*SET TASK*.
Below is a listing; write it out exactly and drop any images from it.

* BEGIN MATERIAL SHOWN *

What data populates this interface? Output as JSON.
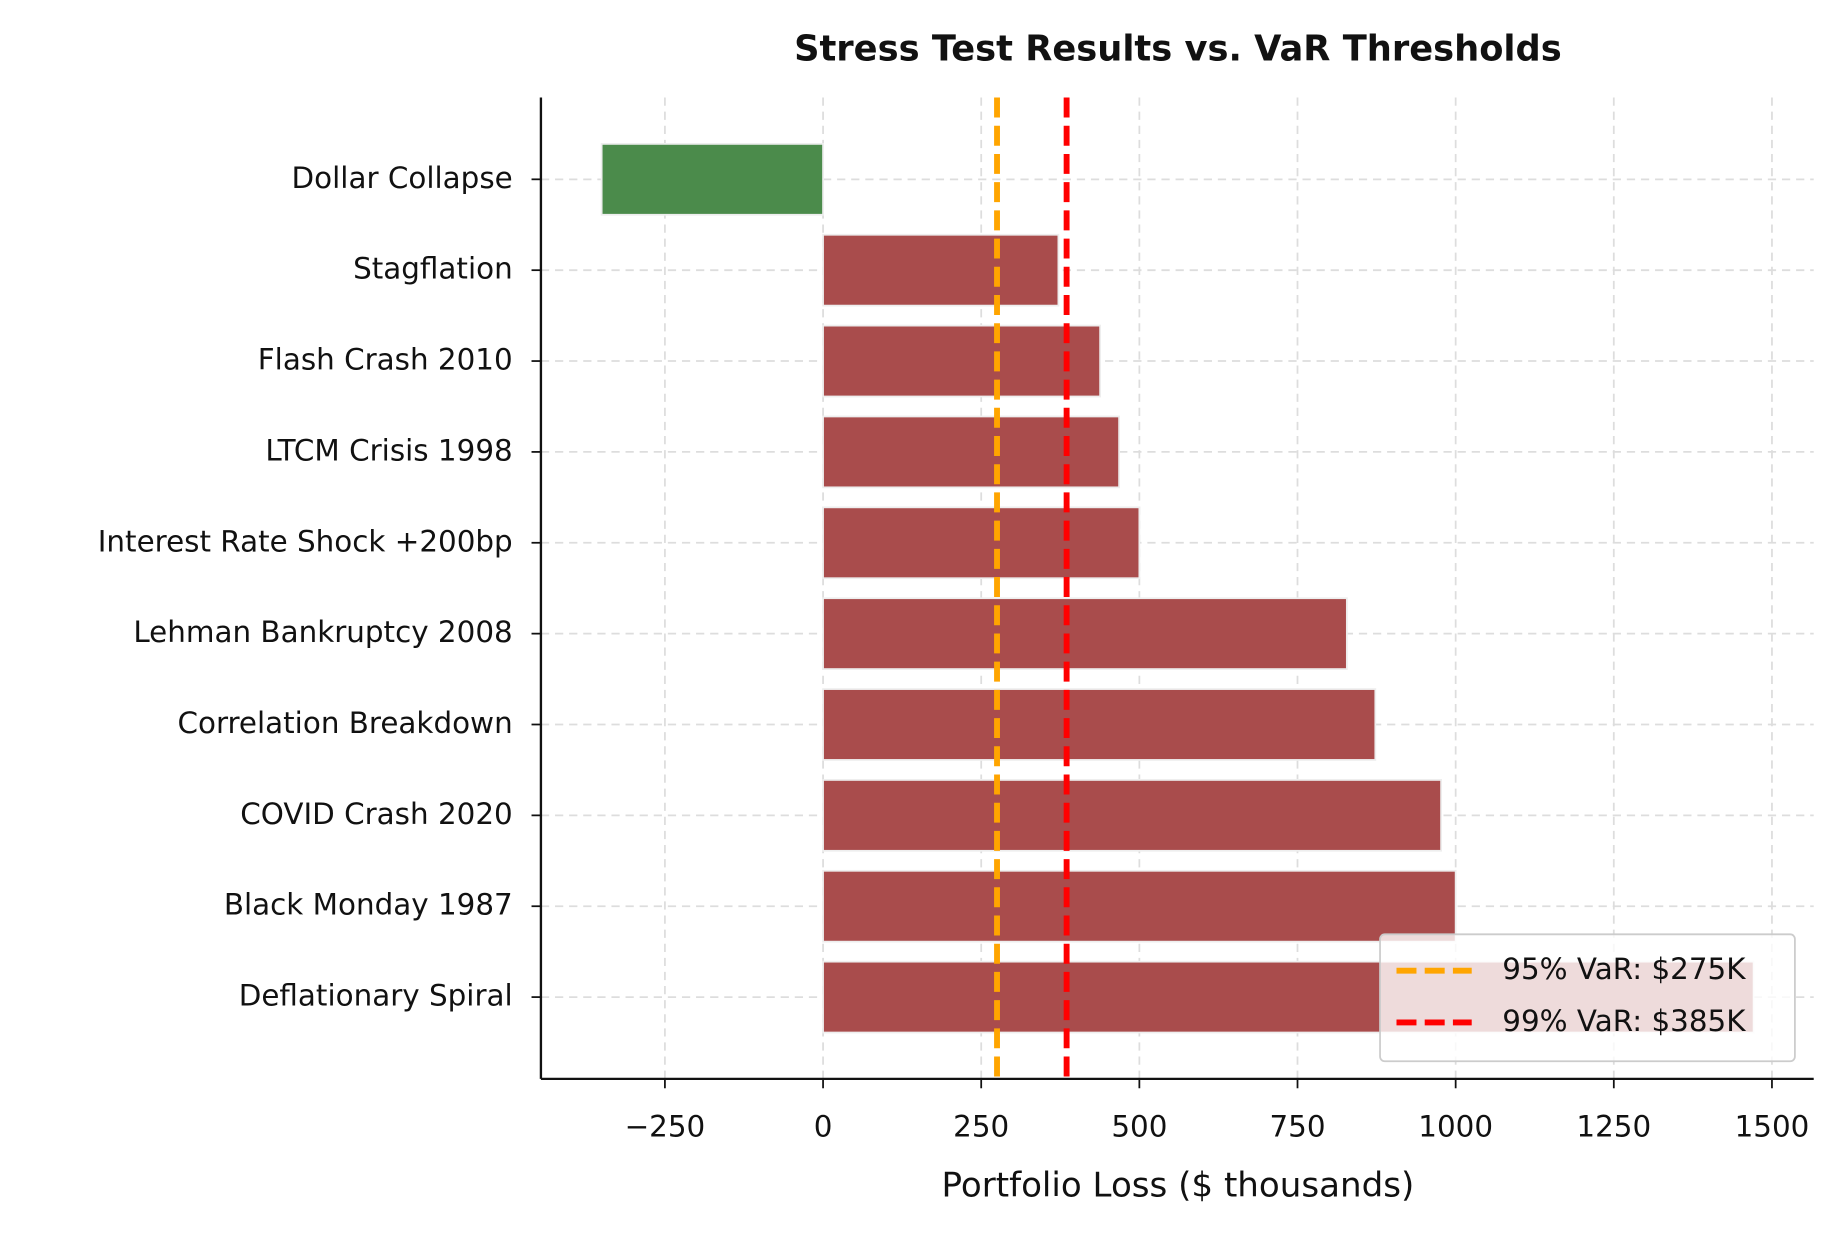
{
  "chart_data": {
    "type": "bar",
    "orientation": "horizontal",
    "title": "Stress Test Results vs. VaR Thresholds",
    "x_label": "Portfolio Loss ($ thousands)",
    "categories": [
      "Dollar Collapse",
      "Stagflation",
      "Flash Crash 2010",
      "LTCM Crisis 1998",
      "Interest Rate Shock +200bp",
      "Lehman Bankruptcy 2008",
      "Correlation Breakdown",
      "COVID Crash 2020",
      "Black Monday 1987",
      "Deflationary Spiral"
    ],
    "values": [
      -350,
      372,
      438,
      468,
      500,
      828,
      873,
      977,
      1000,
      1471
    ],
    "colors": [
      "#4b8b4b",
      "#a94c4c",
      "#a94c4c",
      "#a94c4c",
      "#a94c4c",
      "#a94c4c",
      "#a94c4c",
      "#a94c4c",
      "#a94c4c",
      "#a94c4c"
    ],
    "xlim": [
      -446,
      1566
    ],
    "xticks": [
      {
        "value": -250,
        "label": "−250"
      },
      0,
      250,
      500,
      750,
      1000,
      1250,
      1500
    ],
    "grid": true,
    "reference_lines": [
      {
        "name": "95% VaR: $275K",
        "value": 275,
        "color": "#ffa500"
      },
      {
        "name": "99% VaR: $385K",
        "value": 385,
        "color": "#ff0000"
      }
    ],
    "legend": "lower right"
  }
}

* END MATERIAL SHOWN *

*WRITTEN REPLY*.
What data populates this interface? Output as JSON.
{
  "chart_data": {
    "type": "bar",
    "orientation": "horizontal",
    "title": "Stress Test Results vs. VaR Thresholds",
    "x_label": "Portfolio Loss ($ thousands)",
    "categories": [
      "Dollar Collapse",
      "Stagflation",
      "Flash Crash 2010",
      "LTCM Crisis 1998",
      "Interest Rate Shock +200bp",
      "Lehman Bankruptcy 2008",
      "Correlation Breakdown",
      "COVID Crash 2020",
      "Black Monday 1987",
      "Deflationary Spiral"
    ],
    "values": [
      -350,
      372,
      438,
      468,
      500,
      828,
      873,
      977,
      1000,
      1471
    ],
    "colors": [
      "#4b8b4b",
      "#a94c4c",
      "#a94c4c",
      "#a94c4c",
      "#a94c4c",
      "#a94c4c",
      "#a94c4c",
      "#a94c4c",
      "#a94c4c",
      "#a94c4c"
    ],
    "xlim": [
      -446,
      1566
    ],
    "xticks": [
      {
        "value": -250,
        "label": "−250"
      },
      0,
      250,
      500,
      750,
      1000,
      1250,
      1500
    ],
    "grid": true,
    "reference_lines": [
      {
        "name": "95% VaR: $275K",
        "value": 275,
        "color": "#ffa500"
      },
      {
        "name": "99% VaR: $385K",
        "value": 385,
        "color": "#ff0000"
      }
    ],
    "legend": "lower right"
  }
}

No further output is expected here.